==== Material shown ====

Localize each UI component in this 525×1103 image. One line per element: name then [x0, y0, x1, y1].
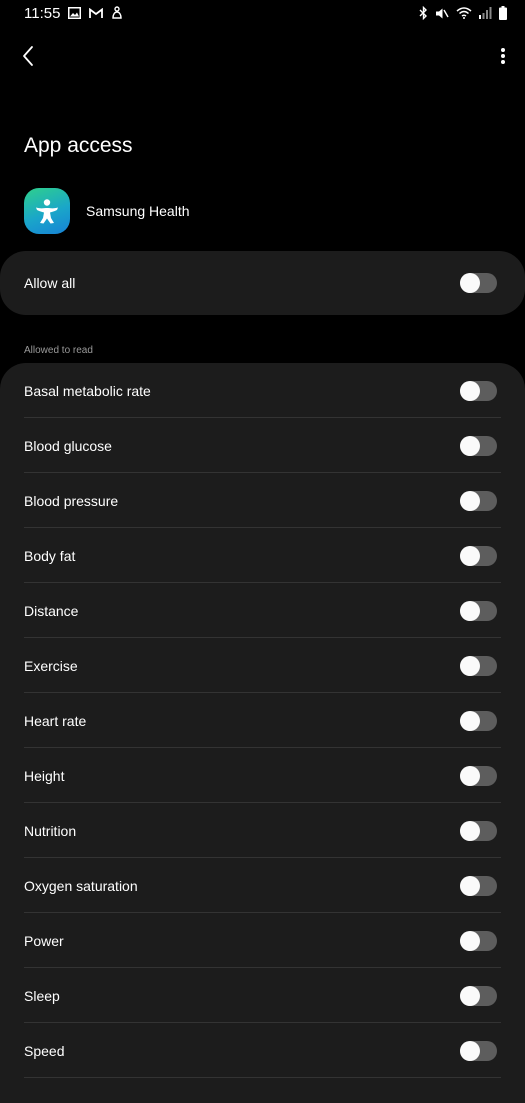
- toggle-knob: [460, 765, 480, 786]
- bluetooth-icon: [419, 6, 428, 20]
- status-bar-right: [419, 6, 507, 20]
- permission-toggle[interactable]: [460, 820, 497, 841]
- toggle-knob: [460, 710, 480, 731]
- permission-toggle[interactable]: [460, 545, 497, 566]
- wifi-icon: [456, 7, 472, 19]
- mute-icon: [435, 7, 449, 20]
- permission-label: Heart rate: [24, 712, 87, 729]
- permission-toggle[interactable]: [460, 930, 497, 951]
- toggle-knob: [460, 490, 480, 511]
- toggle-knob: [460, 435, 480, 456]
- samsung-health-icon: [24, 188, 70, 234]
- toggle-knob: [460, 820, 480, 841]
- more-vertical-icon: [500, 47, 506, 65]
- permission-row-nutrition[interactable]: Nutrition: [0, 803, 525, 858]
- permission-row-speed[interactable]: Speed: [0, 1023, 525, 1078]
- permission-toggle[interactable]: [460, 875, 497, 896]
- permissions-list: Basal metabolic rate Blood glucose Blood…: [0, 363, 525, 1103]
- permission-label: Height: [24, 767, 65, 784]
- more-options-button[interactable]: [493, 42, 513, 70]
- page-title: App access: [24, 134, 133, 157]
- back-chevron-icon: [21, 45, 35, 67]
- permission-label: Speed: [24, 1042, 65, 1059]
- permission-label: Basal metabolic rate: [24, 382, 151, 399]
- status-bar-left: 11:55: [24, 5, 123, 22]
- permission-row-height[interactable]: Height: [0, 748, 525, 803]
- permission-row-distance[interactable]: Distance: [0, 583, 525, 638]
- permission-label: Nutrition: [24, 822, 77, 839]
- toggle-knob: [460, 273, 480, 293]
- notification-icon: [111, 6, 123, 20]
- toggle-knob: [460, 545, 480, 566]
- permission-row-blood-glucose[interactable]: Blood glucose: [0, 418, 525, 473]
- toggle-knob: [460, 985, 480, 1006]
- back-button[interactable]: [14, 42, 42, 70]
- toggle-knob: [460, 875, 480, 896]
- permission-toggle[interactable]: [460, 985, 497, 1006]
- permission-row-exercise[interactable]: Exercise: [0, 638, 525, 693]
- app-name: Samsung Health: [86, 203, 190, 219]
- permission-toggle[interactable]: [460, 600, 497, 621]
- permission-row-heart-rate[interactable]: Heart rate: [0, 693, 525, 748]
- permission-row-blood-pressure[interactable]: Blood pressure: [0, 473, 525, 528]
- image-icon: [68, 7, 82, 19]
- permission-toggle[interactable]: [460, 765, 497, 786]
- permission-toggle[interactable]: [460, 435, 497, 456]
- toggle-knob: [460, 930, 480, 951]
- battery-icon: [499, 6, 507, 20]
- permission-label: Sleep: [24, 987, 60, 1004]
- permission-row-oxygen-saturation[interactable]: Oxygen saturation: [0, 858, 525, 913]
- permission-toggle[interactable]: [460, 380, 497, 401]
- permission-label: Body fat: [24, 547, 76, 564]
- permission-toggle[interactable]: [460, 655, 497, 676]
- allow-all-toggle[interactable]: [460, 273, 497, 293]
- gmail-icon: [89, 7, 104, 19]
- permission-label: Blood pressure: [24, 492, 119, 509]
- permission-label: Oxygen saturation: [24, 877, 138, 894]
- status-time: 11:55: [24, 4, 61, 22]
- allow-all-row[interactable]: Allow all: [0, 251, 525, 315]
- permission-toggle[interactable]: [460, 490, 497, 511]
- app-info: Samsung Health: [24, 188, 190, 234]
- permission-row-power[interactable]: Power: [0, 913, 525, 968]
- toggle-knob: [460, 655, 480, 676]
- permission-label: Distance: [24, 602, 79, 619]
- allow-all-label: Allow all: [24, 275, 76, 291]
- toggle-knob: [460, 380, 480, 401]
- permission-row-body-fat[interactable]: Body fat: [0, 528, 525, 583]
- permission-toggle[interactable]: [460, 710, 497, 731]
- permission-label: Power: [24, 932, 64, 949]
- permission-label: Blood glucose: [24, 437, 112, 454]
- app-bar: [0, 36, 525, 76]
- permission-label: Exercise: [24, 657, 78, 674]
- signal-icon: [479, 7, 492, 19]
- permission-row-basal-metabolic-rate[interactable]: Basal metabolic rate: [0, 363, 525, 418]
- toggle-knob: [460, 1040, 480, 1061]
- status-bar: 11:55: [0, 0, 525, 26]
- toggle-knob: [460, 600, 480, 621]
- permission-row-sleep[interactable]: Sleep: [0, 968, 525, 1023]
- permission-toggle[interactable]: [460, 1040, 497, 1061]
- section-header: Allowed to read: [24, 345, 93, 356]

====

Change "toggle-knob" to "switch-thumb" in every entry above, keeping all other text the same, and write out the full entries. Leave the pictures out.

Expected answer>
Localize each UI component in this 525×1103 image. One line per element: name then [x0, y0, x1, y1].
- switch-thumb: [460, 765, 480, 786]
- bluetooth-icon: [419, 6, 428, 20]
- status-bar-right: [419, 6, 507, 20]
- permission-toggle[interactable]: [460, 820, 497, 841]
- switch-thumb: [460, 710, 480, 731]
- permission-toggle[interactable]: [460, 545, 497, 566]
- wifi-icon: [456, 7, 472, 19]
- mute-icon: [435, 7, 449, 20]
- permission-label: Heart rate: [24, 712, 87, 729]
- permission-toggle[interactable]: [460, 930, 497, 951]
- switch-thumb: [460, 490, 480, 511]
- switch-thumb: [460, 435, 480, 456]
- samsung-health-icon: [24, 188, 70, 234]
- switch-thumb: [460, 820, 480, 841]
- more-vertical-icon: [500, 47, 506, 65]
- permission-row-nutrition[interactable]: Nutrition: [0, 803, 525, 858]
- permission-row-speed[interactable]: Speed: [0, 1023, 525, 1078]
- permission-toggle[interactable]: [460, 875, 497, 896]
- permissions-list: Basal metabolic rate Blood glucose Blood…: [0, 363, 525, 1103]
- permission-label: Height: [24, 767, 65, 784]
- more-options-button[interactable]: [493, 42, 513, 70]
- page-title: App access: [24, 134, 133, 157]
- back-chevron-icon: [21, 45, 35, 67]
- permission-label: Speed: [24, 1042, 65, 1059]
- permission-label: Basal metabolic rate: [24, 382, 151, 399]
- status-bar-left: 11:55: [24, 5, 123, 22]
- permission-row-height[interactable]: Height: [0, 748, 525, 803]
- permission-row-distance[interactable]: Distance: [0, 583, 525, 638]
- permission-label: Nutrition: [24, 822, 77, 839]
- switch-thumb: [460, 273, 480, 293]
- notification-icon: [111, 6, 123, 20]
- switch-thumb: [460, 545, 480, 566]
- permission-row-blood-glucose[interactable]: Blood glucose: [0, 418, 525, 473]
- switch-thumb: [460, 985, 480, 1006]
- back-button[interactable]: [14, 42, 42, 70]
- switch-thumb: [460, 875, 480, 896]
- permission-toggle[interactable]: [460, 985, 497, 1006]
- permission-row-exercise[interactable]: Exercise: [0, 638, 525, 693]
- app-name: Samsung Health: [86, 203, 190, 219]
- permission-toggle[interactable]: [460, 600, 497, 621]
- permission-row-heart-rate[interactable]: Heart rate: [0, 693, 525, 748]
- permission-row-blood-pressure[interactable]: Blood pressure: [0, 473, 525, 528]
- image-icon: [68, 7, 82, 19]
- permission-toggle[interactable]: [460, 765, 497, 786]
- permission-toggle[interactable]: [460, 435, 497, 456]
- switch-thumb: [460, 930, 480, 951]
- battery-icon: [499, 6, 507, 20]
- permission-label: Sleep: [24, 987, 60, 1004]
- permission-row-oxygen-saturation[interactable]: Oxygen saturation: [0, 858, 525, 913]
- permission-toggle[interactable]: [460, 380, 497, 401]
- permission-label: Body fat: [24, 547, 76, 564]
- permission-toggle[interactable]: [460, 655, 497, 676]
- allow-all-toggle[interactable]: [460, 273, 497, 293]
- gmail-icon: [89, 7, 104, 19]
- permission-label: Blood pressure: [24, 492, 119, 509]
- permission-label: Oxygen saturation: [24, 877, 138, 894]
- status-time: 11:55: [24, 4, 61, 22]
- allow-all-row[interactable]: Allow all: [0, 251, 525, 315]
- permission-toggle[interactable]: [460, 490, 497, 511]
- app-info: Samsung Health: [24, 188, 190, 234]
- permission-row-power[interactable]: Power: [0, 913, 525, 968]
- switch-thumb: [460, 655, 480, 676]
- permission-label: Distance: [24, 602, 79, 619]
- allow-all-label: Allow all: [24, 275, 76, 291]
- switch-thumb: [460, 380, 480, 401]
- permission-row-body-fat[interactable]: Body fat: [0, 528, 525, 583]
- permission-toggle[interactable]: [460, 710, 497, 731]
- permission-label: Power: [24, 932, 64, 949]
- permission-label: Blood glucose: [24, 437, 112, 454]
- app-bar: [0, 36, 525, 76]
- permission-label: Exercise: [24, 657, 78, 674]
- signal-icon: [479, 7, 492, 19]
- permission-row-basal-metabolic-rate[interactable]: Basal metabolic rate: [0, 363, 525, 418]
- switch-thumb: [460, 1040, 480, 1061]
- status-bar: 11:55: [0, 0, 525, 26]
- switch-thumb: [460, 600, 480, 621]
- permission-row-sleep[interactable]: Sleep: [0, 968, 525, 1023]
- permission-toggle[interactable]: [460, 1040, 497, 1061]
- section-header: Allowed to read: [24, 345, 93, 356]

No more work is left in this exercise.